Short exercise. Print the entries that appear below, exactly as written and without their pictures.
— start of Information supplied —
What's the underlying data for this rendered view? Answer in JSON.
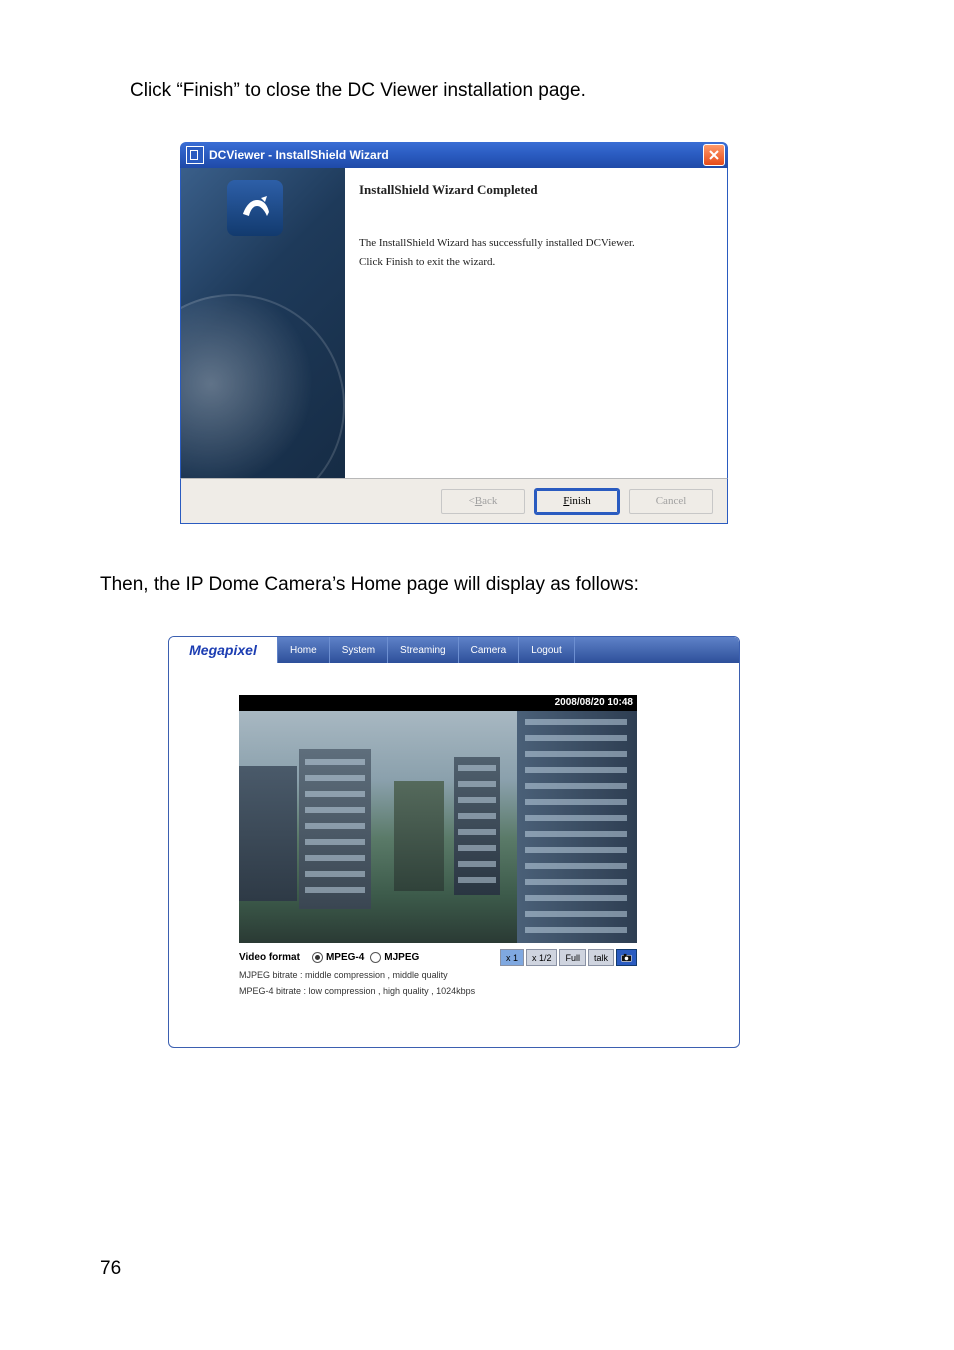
{
  "instr1": "Click “Finish” to close the DC Viewer installation page.",
  "instr2": "Then, the IP Dome Camera’s Home page will display as follows:",
  "pagenum": "76",
  "installer": {
    "title": "DCViewer - InstallShield Wizard",
    "heading": "InstallShield Wizard Completed",
    "text1": "The InstallShield Wizard has successfully installed DCViewer.",
    "text2": "Click Finish to exit the wizard.",
    "back_pre": "< ",
    "back_u": "B",
    "back_post": "ack",
    "finish_u": "F",
    "finish_post": "inish",
    "cancel": "Cancel"
  },
  "camera": {
    "brand": "Megapixel",
    "tabs": [
      "Home",
      "System",
      "Streaming",
      "Camera",
      "Logout"
    ],
    "timestamp": "2008/08/20 10:48",
    "vf_label": "Video format",
    "opt1": "MPEG-4",
    "opt2": "MJPEG",
    "btns": [
      "x 1",
      "x 1/2",
      "Full",
      "talk"
    ],
    "stat1": "MJPEG bitrate : middle compression , middle quality",
    "stat2": "MPEG-4 bitrate : low compression , high quality , 1024kbps"
  }
}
— end of Information supplied —
Completed exercise.
What's the underlying data for this rendered view? Answer in JSON.
{
  "instr1": "Click “Finish” to close the DC Viewer installation page.",
  "instr2": "Then, the IP Dome Camera’s Home page will display as follows:",
  "pagenum": "76",
  "installer": {
    "title": "DCViewer - InstallShield Wizard",
    "heading": "InstallShield Wizard Completed",
    "text1": "The InstallShield Wizard has successfully installed DCViewer.",
    "text2": "Click Finish to exit the wizard.",
    "back_pre": "< ",
    "back_u": "B",
    "back_post": "ack",
    "finish_u": "F",
    "finish_post": "inish",
    "cancel": "Cancel"
  },
  "camera": {
    "brand": "Megapixel",
    "tabs": [
      "Home",
      "System",
      "Streaming",
      "Camera",
      "Logout"
    ],
    "timestamp": "2008/08/20 10:48",
    "vf_label": "Video format",
    "opt1": "MPEG-4",
    "opt2": "MJPEG",
    "btns": [
      "x 1",
      "x 1/2",
      "Full",
      "talk"
    ],
    "stat1": "MJPEG bitrate : middle compression , middle quality",
    "stat2": "MPEG-4 bitrate : low compression , high quality , 1024kbps"
  }
}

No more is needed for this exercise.